> [Task description]: Transcribe every entry word for word, leaving out all images.

━━━ Task material ━━━

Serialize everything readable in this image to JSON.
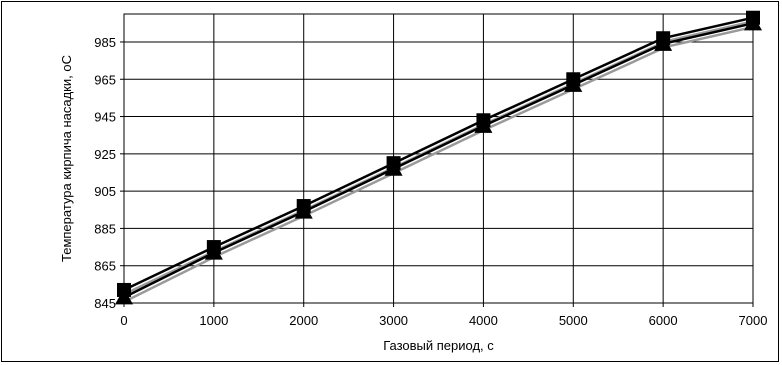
{
  "chart_data": {
    "type": "line",
    "title": "",
    "xlabel": "Газовый период, с",
    "ylabel": "Температура кирпича насадки, оС",
    "xlim": [
      0,
      7000
    ],
    "ylim": [
      845,
      1000
    ],
    "x_ticks": [
      "0",
      "1000",
      "2000",
      "3000",
      "4000",
      "5000",
      "6000",
      "7000"
    ],
    "y_ticks": [
      "845",
      "865",
      "885",
      "905",
      "925",
      "945",
      "965",
      "985"
    ],
    "grid": true,
    "legend": "none",
    "x": [
      0,
      1000,
      2000,
      3000,
      4000,
      5000,
      6000,
      7000
    ],
    "series": [
      {
        "marker": "square",
        "color": "#000000",
        "values": [
          852,
          875,
          897,
          920,
          943,
          965,
          987,
          998
        ]
      },
      {
        "marker": "triangle",
        "color": "#000000",
        "values": [
          848,
          872,
          894,
          917,
          940,
          962,
          984,
          995
        ]
      }
    ]
  }
}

━━━

> [Problem solution]:
Serialize everything readable in this image to JSON.
{
  "chart_data": {
    "type": "line",
    "title": "",
    "xlabel": "Газовый период, с",
    "ylabel": "Температура кирпича насадки, оС",
    "xlim": [
      0,
      7000
    ],
    "ylim": [
      845,
      1000
    ],
    "x_ticks": [
      "0",
      "1000",
      "2000",
      "3000",
      "4000",
      "5000",
      "6000",
      "7000"
    ],
    "y_ticks": [
      "845",
      "865",
      "885",
      "905",
      "925",
      "945",
      "965",
      "985"
    ],
    "grid": true,
    "legend": "none",
    "x": [
      0,
      1000,
      2000,
      3000,
      4000,
      5000,
      6000,
      7000
    ],
    "series": [
      {
        "marker": "square",
        "color": "#000000",
        "values": [
          852,
          875,
          897,
          920,
          943,
          965,
          987,
          998
        ]
      },
      {
        "marker": "triangle",
        "color": "#000000",
        "values": [
          848,
          872,
          894,
          917,
          940,
          962,
          984,
          995
        ]
      }
    ]
  }
}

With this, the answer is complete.